Supplied material
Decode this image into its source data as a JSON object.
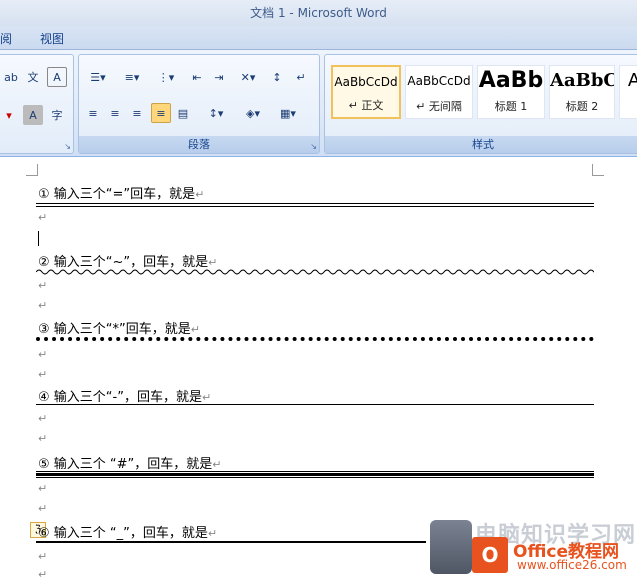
{
  "window": {
    "title": "文档 1 - Microsoft Word"
  },
  "menu": {
    "items": [
      "阅",
      "视图"
    ]
  },
  "ribbon": {
    "groups": {
      "paragraph": "段落",
      "styles": "样式"
    },
    "styles": [
      {
        "sample": "AaBbCcDd",
        "name": "↵ 正文",
        "selected": true
      },
      {
        "sample": "AaBbCcDd",
        "name": "↵ 无间隔",
        "selected": false
      },
      {
        "sample": "AaBb",
        "name": "标题 1",
        "selected": false
      },
      {
        "sample": "AaBbC",
        "name": "标题 2",
        "selected": false
      },
      {
        "sample": "A",
        "name": "",
        "selected": false
      }
    ]
  },
  "document": {
    "lines": [
      {
        "text": "① 输入三个“=”回车，就是",
        "rule": "double"
      },
      {
        "text": "② 输入三个“~”，回车，就是",
        "rule": "wavy"
      },
      {
        "text": "③ 输入三个“*”回车，就是",
        "rule": "dotted"
      },
      {
        "text": "④ 输入三个“-”，回车，就是",
        "rule": "thin"
      },
      {
        "text": "⑤ 输入三个 “#”，回车，就是",
        "rule": "triple"
      },
      {
        "text": "⑥ 输入三个 “_”，回车，就是",
        "rule": "thick"
      }
    ],
    "paragraph_mark": "↵"
  },
  "watermark": {
    "title": "电脑知识学习网",
    "brand": "Office教程网",
    "url": "www.office26.com"
  },
  "colors": {
    "title_text": "#3e5c8a",
    "ribbon_text": "#15428b",
    "accent": "#e8521e"
  }
}
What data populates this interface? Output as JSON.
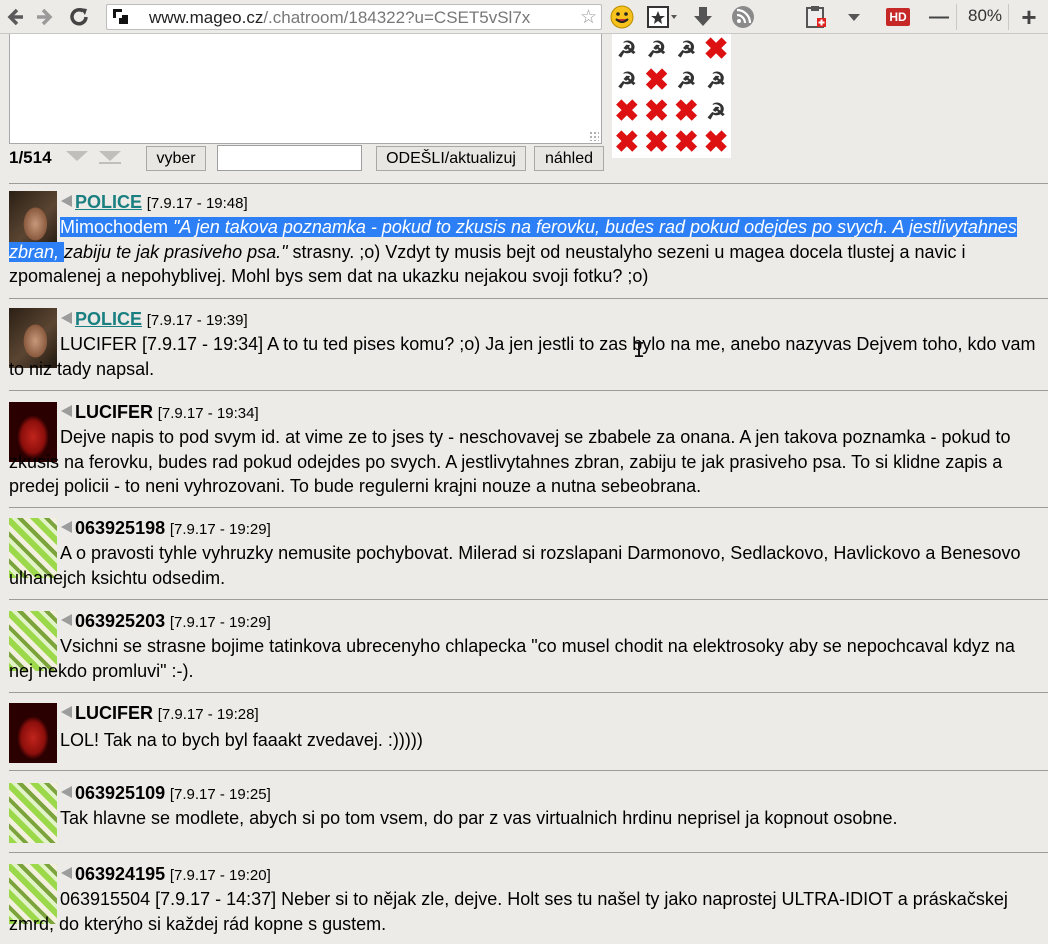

What the task requires
Output every entry word for word, but omit the pictures.

The answer
Decode this image into its source data as a JSON object.
{
  "window": {
    "title": "文档 1 - Microsoft Word"
  },
  "menu": {
    "items": [
      "阅",
      "视图"
    ]
  },
  "ribbon": {
    "groups": {
      "paragraph": "段落",
      "styles": "样式"
    },
    "styles": [
      {
        "sample": "AaBbCcDd",
        "name": "↵ 正文",
        "selected": true
      },
      {
        "sample": "AaBbCcDd",
        "name": "↵ 无间隔",
        "selected": false
      },
      {
        "sample": "AaBb",
        "name": "标题 1",
        "selected": false
      },
      {
        "sample": "AaBbC",
        "name": "标题 2",
        "selected": false
      },
      {
        "sample": "A",
        "name": "",
        "selected": false
      }
    ]
  },
  "document": {
    "lines": [
      {
        "text": "① 输入三个“=”回车，就是",
        "rule": "double"
      },
      {
        "text": "② 输入三个“~”，回车，就是",
        "rule": "wavy"
      },
      {
        "text": "③ 输入三个“*”回车，就是",
        "rule": "dotted"
      },
      {
        "text": "④ 输入三个“-”，回车，就是",
        "rule": "thin"
      },
      {
        "text": "⑤ 输入三个 “#”，回车，就是",
        "rule": "triple"
      },
      {
        "text": "⑥ 输入三个 “_”，回车，就是",
        "rule": "thick"
      }
    ],
    "paragraph_mark": "↵"
  },
  "watermark": {
    "title": "电脑知识学习网",
    "brand": "Office教程网",
    "url": "www.office26.com"
  },
  "colors": {
    "title_text": "#3e5c8a",
    "ribbon_text": "#15428b",
    "accent": "#e8521e"
  }
}
What data populates this interface? Output as JSON.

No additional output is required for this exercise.